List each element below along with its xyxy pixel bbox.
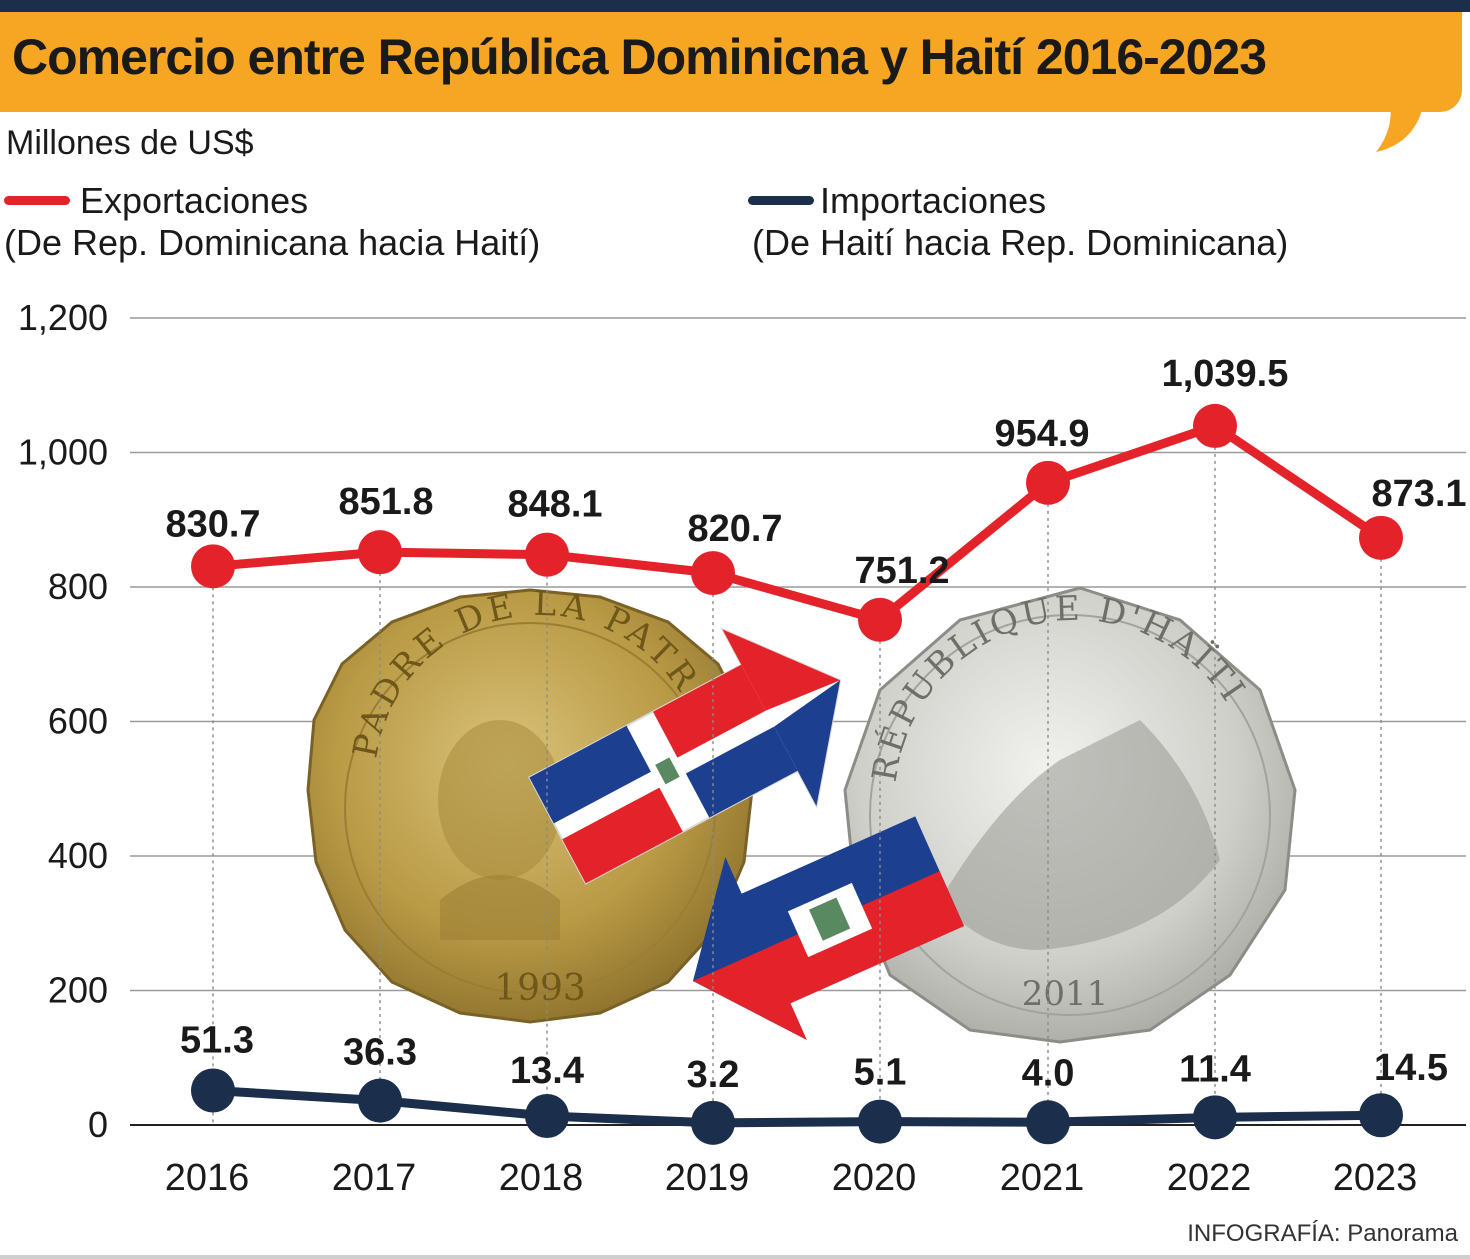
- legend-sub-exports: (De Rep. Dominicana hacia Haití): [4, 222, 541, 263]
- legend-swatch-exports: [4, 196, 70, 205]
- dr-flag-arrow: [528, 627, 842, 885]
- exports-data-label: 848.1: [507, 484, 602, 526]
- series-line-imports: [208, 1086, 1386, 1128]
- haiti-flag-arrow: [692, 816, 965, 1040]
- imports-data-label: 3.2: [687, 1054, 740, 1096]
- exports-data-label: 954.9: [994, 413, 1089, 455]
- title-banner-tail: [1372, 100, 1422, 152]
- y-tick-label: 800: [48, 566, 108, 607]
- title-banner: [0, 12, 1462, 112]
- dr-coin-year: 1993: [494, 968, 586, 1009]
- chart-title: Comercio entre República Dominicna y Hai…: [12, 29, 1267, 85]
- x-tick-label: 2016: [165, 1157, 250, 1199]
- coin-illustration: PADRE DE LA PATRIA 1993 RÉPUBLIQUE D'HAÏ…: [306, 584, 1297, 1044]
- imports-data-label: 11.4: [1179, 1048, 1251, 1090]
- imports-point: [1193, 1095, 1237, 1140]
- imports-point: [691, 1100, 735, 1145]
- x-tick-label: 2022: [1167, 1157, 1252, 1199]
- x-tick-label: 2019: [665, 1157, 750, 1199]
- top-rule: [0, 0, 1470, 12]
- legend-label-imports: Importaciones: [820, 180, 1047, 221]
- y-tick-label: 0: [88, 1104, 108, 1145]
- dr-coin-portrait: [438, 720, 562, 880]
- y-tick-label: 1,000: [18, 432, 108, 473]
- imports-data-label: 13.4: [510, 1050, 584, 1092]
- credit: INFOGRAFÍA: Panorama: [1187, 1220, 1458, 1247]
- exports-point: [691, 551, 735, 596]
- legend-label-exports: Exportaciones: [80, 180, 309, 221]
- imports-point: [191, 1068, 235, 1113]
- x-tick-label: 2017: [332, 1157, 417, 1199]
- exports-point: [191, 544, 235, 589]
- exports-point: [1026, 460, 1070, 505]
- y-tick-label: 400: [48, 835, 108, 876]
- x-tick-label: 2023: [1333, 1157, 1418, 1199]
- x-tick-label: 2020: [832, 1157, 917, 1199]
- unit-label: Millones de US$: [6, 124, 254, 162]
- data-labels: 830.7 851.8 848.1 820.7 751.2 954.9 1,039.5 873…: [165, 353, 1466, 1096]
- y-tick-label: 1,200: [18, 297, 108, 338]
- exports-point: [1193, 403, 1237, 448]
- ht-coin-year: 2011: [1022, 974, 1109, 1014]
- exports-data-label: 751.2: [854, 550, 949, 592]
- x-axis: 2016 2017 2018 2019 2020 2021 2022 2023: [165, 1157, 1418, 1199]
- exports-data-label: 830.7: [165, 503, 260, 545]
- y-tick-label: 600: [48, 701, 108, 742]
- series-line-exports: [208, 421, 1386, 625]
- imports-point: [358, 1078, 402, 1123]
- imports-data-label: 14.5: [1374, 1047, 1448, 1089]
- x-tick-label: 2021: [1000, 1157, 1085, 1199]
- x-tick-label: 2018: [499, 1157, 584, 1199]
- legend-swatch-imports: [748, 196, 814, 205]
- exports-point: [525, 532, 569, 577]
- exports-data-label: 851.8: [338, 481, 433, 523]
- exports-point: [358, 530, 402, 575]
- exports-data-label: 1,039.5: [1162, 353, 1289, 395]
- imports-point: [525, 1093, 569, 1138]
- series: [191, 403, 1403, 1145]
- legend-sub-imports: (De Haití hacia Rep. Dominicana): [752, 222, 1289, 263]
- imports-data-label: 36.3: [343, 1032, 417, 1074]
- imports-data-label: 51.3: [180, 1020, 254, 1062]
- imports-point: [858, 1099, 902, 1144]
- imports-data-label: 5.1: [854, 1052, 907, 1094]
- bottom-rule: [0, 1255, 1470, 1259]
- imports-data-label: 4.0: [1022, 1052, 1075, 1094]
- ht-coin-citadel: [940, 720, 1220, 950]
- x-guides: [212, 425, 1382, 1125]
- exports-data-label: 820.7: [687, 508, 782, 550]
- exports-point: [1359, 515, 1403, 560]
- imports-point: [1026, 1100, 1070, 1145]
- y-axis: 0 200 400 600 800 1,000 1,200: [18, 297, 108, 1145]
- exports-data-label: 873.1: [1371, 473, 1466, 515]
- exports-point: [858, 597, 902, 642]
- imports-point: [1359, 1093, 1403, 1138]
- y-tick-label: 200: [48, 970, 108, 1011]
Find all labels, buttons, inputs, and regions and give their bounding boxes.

* * *

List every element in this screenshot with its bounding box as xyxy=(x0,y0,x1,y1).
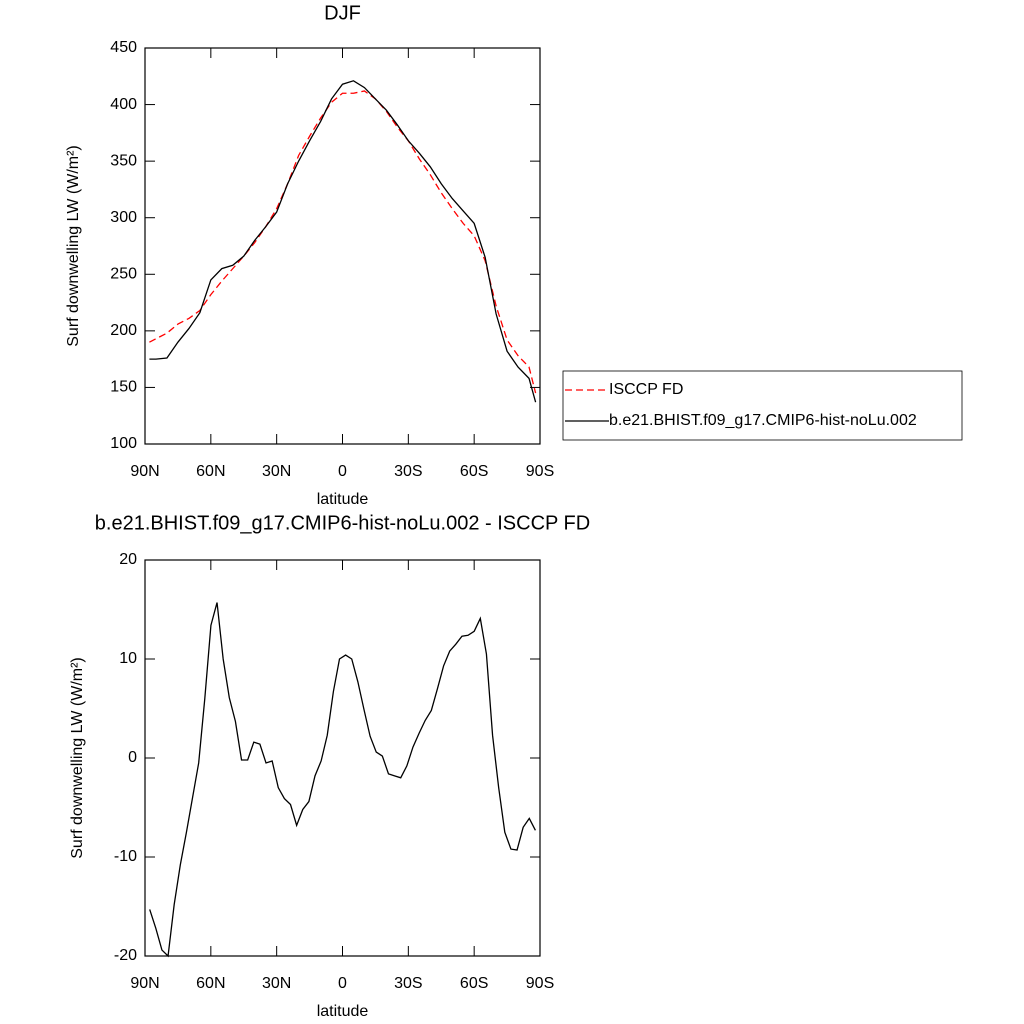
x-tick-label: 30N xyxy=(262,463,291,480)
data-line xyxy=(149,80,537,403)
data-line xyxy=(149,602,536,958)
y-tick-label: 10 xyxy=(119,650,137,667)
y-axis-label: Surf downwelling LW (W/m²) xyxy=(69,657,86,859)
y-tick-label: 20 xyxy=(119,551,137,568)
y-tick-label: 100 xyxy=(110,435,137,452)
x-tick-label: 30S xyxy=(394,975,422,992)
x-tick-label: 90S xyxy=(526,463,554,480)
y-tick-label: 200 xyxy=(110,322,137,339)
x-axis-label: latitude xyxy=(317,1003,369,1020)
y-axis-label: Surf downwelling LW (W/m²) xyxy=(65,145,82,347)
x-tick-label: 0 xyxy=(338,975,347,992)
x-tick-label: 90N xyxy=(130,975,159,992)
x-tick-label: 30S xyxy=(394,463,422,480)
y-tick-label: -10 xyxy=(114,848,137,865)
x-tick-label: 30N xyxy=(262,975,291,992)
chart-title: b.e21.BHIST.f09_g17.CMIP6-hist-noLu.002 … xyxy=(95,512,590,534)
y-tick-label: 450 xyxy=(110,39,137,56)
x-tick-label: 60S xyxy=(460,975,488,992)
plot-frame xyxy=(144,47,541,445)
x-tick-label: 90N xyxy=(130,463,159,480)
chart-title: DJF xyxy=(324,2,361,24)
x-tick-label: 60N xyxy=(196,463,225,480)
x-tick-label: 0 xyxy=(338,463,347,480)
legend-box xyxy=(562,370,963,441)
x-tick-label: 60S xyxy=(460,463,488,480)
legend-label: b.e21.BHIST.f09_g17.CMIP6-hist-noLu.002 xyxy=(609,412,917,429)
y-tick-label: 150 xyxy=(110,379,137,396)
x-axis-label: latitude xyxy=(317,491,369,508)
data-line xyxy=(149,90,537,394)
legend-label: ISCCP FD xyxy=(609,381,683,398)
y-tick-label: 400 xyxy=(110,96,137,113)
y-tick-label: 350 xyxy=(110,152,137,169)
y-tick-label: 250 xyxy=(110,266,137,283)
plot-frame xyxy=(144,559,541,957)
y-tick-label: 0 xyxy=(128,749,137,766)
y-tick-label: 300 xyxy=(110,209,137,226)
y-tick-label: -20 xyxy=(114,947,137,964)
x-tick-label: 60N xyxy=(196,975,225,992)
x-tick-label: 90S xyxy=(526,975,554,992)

## Written instruction
Copy out the rows of the first block exactly, everything from the line containing "- legend-sub-exports: (De" down to the line containing "- coin-illustration: PADRE", both included.

## Exercise result
- legend-sub-exports: (De Rep. Dominicana hacia Haití): [4, 222, 541, 263]
- legend-swatch-exports: [4, 196, 70, 205]
- dr-flag-arrow: [528, 627, 842, 885]
- exports-data-label: 848.1: [507, 484, 602, 526]
- series-line-imports: [208, 1086, 1386, 1128]
- haiti-flag-arrow: [692, 816, 965, 1040]
- imports-data-label: 3.2: [687, 1054, 740, 1096]
- exports-data-label: 954.9: [994, 413, 1089, 455]
- title-banner-tail: [1372, 100, 1422, 152]
- y-tick-label: 800: [48, 566, 108, 607]
- title-banner: [0, 12, 1462, 112]
- dr-coin-year: 1993: [494, 968, 586, 1009]
- chart-title: Comercio entre República Dominicna y Hai…: [12, 29, 1267, 85]
- x-tick-label: 2016: [165, 1157, 250, 1199]
- coin-illustration: PADRE DE LA PATRIA 1993 RÉPUBLIQUE D'HAÏ…: [306, 584, 1297, 1044]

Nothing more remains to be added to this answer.